__CHALLENGE__. Leave out the pictures and return every entry exactly as it appears.

__Stored data__.
■ ■ ■

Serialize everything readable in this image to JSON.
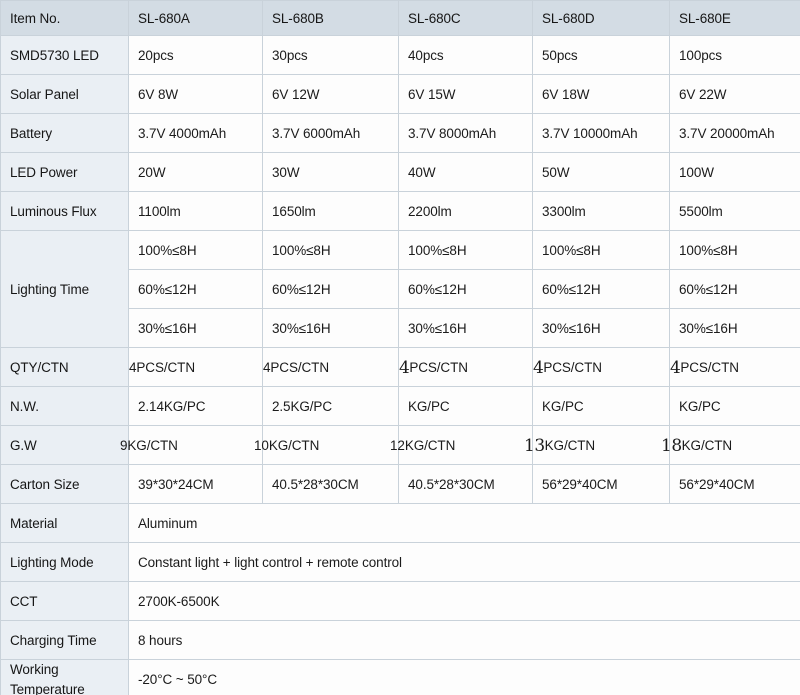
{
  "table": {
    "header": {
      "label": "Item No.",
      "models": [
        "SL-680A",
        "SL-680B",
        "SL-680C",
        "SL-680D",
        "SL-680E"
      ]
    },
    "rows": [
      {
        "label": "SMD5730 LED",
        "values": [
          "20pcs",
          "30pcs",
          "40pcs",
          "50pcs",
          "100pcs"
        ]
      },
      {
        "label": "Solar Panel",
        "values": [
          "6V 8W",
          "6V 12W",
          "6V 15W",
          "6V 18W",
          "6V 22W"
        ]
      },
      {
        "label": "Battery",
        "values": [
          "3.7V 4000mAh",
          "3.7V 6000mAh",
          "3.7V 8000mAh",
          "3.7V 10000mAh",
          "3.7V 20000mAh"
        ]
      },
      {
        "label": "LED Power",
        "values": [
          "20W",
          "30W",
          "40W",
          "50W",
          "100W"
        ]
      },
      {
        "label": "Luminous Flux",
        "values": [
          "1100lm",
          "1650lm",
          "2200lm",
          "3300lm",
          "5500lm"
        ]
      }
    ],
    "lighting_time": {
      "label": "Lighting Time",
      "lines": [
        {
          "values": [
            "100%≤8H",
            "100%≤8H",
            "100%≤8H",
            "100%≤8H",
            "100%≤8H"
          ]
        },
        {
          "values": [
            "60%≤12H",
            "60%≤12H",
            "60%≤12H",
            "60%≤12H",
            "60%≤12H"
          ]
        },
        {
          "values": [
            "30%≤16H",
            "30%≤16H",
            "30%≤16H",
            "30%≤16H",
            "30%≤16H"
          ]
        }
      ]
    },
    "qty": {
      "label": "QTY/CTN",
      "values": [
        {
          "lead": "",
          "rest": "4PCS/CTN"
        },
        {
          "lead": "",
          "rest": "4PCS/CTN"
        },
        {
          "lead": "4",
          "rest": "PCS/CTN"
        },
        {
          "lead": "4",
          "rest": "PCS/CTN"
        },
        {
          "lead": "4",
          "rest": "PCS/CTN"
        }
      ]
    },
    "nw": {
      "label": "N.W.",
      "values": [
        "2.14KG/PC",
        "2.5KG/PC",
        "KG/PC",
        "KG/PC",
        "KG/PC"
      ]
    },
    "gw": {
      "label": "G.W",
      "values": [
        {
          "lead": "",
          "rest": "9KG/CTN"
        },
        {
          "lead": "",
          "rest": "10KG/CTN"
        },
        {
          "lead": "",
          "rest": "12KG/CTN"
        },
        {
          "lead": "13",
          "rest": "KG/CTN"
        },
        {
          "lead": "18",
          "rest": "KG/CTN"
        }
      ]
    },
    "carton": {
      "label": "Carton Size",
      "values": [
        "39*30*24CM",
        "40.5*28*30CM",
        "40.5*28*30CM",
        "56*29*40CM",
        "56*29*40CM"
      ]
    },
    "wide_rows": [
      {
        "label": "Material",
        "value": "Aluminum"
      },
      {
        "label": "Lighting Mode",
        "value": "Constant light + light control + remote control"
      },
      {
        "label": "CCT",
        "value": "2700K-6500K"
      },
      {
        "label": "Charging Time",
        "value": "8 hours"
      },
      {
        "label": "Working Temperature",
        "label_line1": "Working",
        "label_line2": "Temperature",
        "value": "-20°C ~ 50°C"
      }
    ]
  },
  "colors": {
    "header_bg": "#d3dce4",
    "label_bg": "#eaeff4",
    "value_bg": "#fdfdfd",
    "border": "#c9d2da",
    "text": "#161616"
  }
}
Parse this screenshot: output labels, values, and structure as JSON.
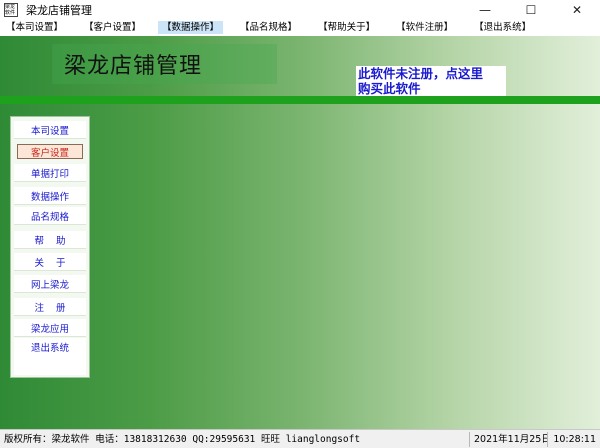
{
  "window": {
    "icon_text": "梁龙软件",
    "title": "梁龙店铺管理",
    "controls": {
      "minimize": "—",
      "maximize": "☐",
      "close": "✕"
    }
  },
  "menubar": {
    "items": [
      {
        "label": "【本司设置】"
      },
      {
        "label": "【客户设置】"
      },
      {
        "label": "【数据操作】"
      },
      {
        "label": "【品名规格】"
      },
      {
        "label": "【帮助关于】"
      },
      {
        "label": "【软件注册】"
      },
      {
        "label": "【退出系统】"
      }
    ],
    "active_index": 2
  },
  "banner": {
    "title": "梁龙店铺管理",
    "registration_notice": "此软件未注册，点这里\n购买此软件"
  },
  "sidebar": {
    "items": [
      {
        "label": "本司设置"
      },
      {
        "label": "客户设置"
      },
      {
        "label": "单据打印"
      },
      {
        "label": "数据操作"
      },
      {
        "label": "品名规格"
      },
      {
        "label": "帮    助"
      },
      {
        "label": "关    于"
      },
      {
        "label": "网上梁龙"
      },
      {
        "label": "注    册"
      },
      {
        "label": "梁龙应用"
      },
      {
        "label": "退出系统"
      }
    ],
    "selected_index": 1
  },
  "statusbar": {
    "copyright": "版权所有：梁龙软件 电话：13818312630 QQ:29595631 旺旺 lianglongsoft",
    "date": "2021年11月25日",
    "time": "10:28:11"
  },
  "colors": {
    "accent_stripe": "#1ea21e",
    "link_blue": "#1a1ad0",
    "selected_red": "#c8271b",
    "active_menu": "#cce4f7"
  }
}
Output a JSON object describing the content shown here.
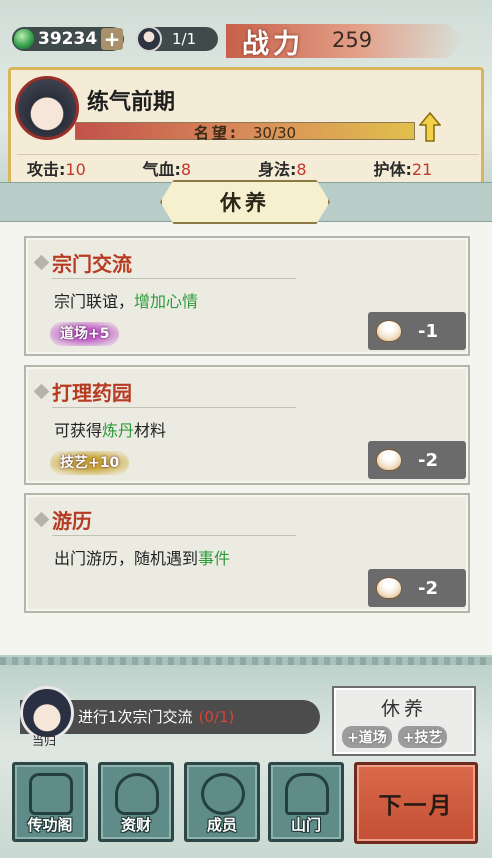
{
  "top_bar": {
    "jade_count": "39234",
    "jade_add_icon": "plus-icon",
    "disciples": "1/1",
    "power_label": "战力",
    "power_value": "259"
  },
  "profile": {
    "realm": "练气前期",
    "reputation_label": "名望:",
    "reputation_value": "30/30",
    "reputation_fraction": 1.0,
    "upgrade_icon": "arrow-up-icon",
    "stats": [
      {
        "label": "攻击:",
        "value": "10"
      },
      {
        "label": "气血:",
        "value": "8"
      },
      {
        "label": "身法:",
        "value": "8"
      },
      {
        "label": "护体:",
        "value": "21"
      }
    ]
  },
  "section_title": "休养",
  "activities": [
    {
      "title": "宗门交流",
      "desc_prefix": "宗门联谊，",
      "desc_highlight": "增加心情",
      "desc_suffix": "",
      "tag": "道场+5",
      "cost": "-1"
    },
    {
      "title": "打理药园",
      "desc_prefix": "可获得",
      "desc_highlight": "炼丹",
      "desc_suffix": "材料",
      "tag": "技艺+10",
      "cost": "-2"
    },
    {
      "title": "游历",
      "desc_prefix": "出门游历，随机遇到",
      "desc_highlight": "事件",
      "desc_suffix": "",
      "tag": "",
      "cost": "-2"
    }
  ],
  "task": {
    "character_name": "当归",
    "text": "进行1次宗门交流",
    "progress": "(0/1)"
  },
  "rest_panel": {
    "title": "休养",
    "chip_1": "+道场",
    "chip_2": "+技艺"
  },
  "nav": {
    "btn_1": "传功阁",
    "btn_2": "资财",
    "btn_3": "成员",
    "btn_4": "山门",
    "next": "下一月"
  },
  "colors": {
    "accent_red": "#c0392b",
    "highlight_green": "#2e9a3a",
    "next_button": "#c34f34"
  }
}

■ ■ ■

__SOLUTION__.
Serialize everything readable in this image to JSON.
{
  "table": {
    "header": {
      "label": "Item No.",
      "models": [
        "SL-680A",
        "SL-680B",
        "SL-680C",
        "SL-680D",
        "SL-680E"
      ]
    },
    "rows": [
      {
        "label": "SMD5730 LED",
        "values": [
          "20pcs",
          "30pcs",
          "40pcs",
          "50pcs",
          "100pcs"
        ]
      },
      {
        "label": "Solar Panel",
        "values": [
          "6V 8W",
          "6V 12W",
          "6V 15W",
          "6V 18W",
          "6V 22W"
        ]
      },
      {
        "label": "Battery",
        "values": [
          "3.7V 4000mAh",
          "3.7V 6000mAh",
          "3.7V 8000mAh",
          "3.7V 10000mAh",
          "3.7V 20000mAh"
        ]
      },
      {
        "label": "LED Power",
        "values": [
          "20W",
          "30W",
          "40W",
          "50W",
          "100W"
        ]
      },
      {
        "label": "Luminous Flux",
        "values": [
          "1100lm",
          "1650lm",
          "2200lm",
          "3300lm",
          "5500lm"
        ]
      }
    ],
    "lighting_time": {
      "label": "Lighting Time",
      "lines": [
        {
          "values": [
            "100%≤8H",
            "100%≤8H",
            "100%≤8H",
            "100%≤8H",
            "100%≤8H"
          ]
        },
        {
          "values": [
            "60%≤12H",
            "60%≤12H",
            "60%≤12H",
            "60%≤12H",
            "60%≤12H"
          ]
        },
        {
          "values": [
            "30%≤16H",
            "30%≤16H",
            "30%≤16H",
            "30%≤16H",
            "30%≤16H"
          ]
        }
      ]
    },
    "qty": {
      "label": "QTY/CTN",
      "values": [
        {
          "lead": "",
          "rest": "4PCS/CTN"
        },
        {
          "lead": "",
          "rest": "4PCS/CTN"
        },
        {
          "lead": "4",
          "rest": "PCS/CTN"
        },
        {
          "lead": "4",
          "rest": "PCS/CTN"
        },
        {
          "lead": "4",
          "rest": "PCS/CTN"
        }
      ]
    },
    "nw": {
      "label": "N.W.",
      "values": [
        "2.14KG/PC",
        "2.5KG/PC",
        "KG/PC",
        "KG/PC",
        "KG/PC"
      ]
    },
    "gw": {
      "label": "G.W",
      "values": [
        {
          "lead": "",
          "rest": "9KG/CTN"
        },
        {
          "lead": "",
          "rest": "10KG/CTN"
        },
        {
          "lead": "",
          "rest": "12KG/CTN"
        },
        {
          "lead": "13",
          "rest": "KG/CTN"
        },
        {
          "lead": "18",
          "rest": "KG/CTN"
        }
      ]
    },
    "carton": {
      "label": "Carton Size",
      "values": [
        "39*30*24CM",
        "40.5*28*30CM",
        "40.5*28*30CM",
        "56*29*40CM",
        "56*29*40CM"
      ]
    },
    "wide_rows": [
      {
        "label": "Material",
        "value": "Aluminum"
      },
      {
        "label": "Lighting Mode",
        "value": "Constant light + light control + remote control"
      },
      {
        "label": "CCT",
        "value": "2700K-6500K"
      },
      {
        "label": "Charging Time",
        "value": "8 hours"
      },
      {
        "label": "Working Temperature",
        "label_line1": "Working",
        "label_line2": "Temperature",
        "value": "-20°C ~ 50°C"
      }
    ]
  },
  "colors": {
    "header_bg": "#d3dce4",
    "label_bg": "#eaeff4",
    "value_bg": "#fdfdfd",
    "border": "#c9d2da",
    "text": "#161616"
  }
}
Parse this screenshot: output labels, values, and structure as JSON.
{
  "window": {
    "icon_text": "梁龙软件",
    "title": "梁龙店铺管理",
    "controls": {
      "minimize": "—",
      "maximize": "☐",
      "close": "✕"
    }
  },
  "menubar": {
    "items": [
      {
        "label": "【本司设置】"
      },
      {
        "label": "【客户设置】"
      },
      {
        "label": "【数据操作】"
      },
      {
        "label": "【品名规格】"
      },
      {
        "label": "【帮助关于】"
      },
      {
        "label": "【软件注册】"
      },
      {
        "label": "【退出系统】"
      }
    ],
    "active_index": 2
  },
  "banner": {
    "title": "梁龙店铺管理",
    "registration_notice": "此软件未注册，点这里\n购买此软件"
  },
  "sidebar": {
    "items": [
      {
        "label": "本司设置"
      },
      {
        "label": "客户设置"
      },
      {
        "label": "单据打印"
      },
      {
        "label": "数据操作"
      },
      {
        "label": "品名规格"
      },
      {
        "label": "帮    助"
      },
      {
        "label": "关    于"
      },
      {
        "label": "网上梁龙"
      },
      {
        "label": "注    册"
      },
      {
        "label": "梁龙应用"
      },
      {
        "label": "退出系统"
      }
    ],
    "selected_index": 1
  },
  "statusbar": {
    "copyright": "版权所有：梁龙软件 电话：13818312630 QQ:29595631 旺旺 lianglongsoft",
    "date": "2021年11月25日",
    "time": "10:28:11"
  },
  "colors": {
    "accent_stripe": "#1ea21e",
    "link_blue": "#1a1ad0",
    "selected_red": "#c8271b",
    "active_menu": "#cce4f7"
  }
}
Output a JSON object describing the content shown here.
{
  "top_bar": {
    "jade_count": "39234",
    "jade_add_icon": "plus-icon",
    "disciples": "1/1",
    "power_label": "战力",
    "power_value": "259"
  },
  "profile": {
    "realm": "练气前期",
    "reputation_label": "名望:",
    "reputation_value": "30/30",
    "reputation_fraction": 1.0,
    "upgrade_icon": "arrow-up-icon",
    "stats": [
      {
        "label": "攻击:",
        "value": "10"
      },
      {
        "label": "气血:",
        "value": "8"
      },
      {
        "label": "身法:",
        "value": "8"
      },
      {
        "label": "护体:",
        "value": "21"
      }
    ]
  },
  "section_title": "休养",
  "activities": [
    {
      "title": "宗门交流",
      "desc_prefix": "宗门联谊，",
      "desc_highlight": "增加心情",
      "desc_suffix": "",
      "tag": "道场+5",
      "cost": "-1"
    },
    {
      "title": "打理药园",
      "desc_prefix": "可获得",
      "desc_highlight": "炼丹",
      "desc_suffix": "材料",
      "tag": "技艺+10",
      "cost": "-2"
    },
    {
      "title": "游历",
      "desc_prefix": "出门游历，随机遇到",
      "desc_highlight": "事件",
      "desc_suffix": "",
      "tag": "",
      "cost": "-2"
    }
  ],
  "task": {
    "character_name": "当归",
    "text": "进行1次宗门交流",
    "progress": "(0/1)"
  },
  "rest_panel": {
    "title": "休养",
    "chip_1": "+道场",
    "chip_2": "+技艺"
  },
  "nav": {
    "btn_1": "传功阁",
    "btn_2": "资财",
    "btn_3": "成员",
    "btn_4": "山门",
    "next": "下一月"
  },
  "colors": {
    "accent_red": "#c0392b",
    "highlight_green": "#2e9a3a",
    "next_button": "#c34f34"
  }
}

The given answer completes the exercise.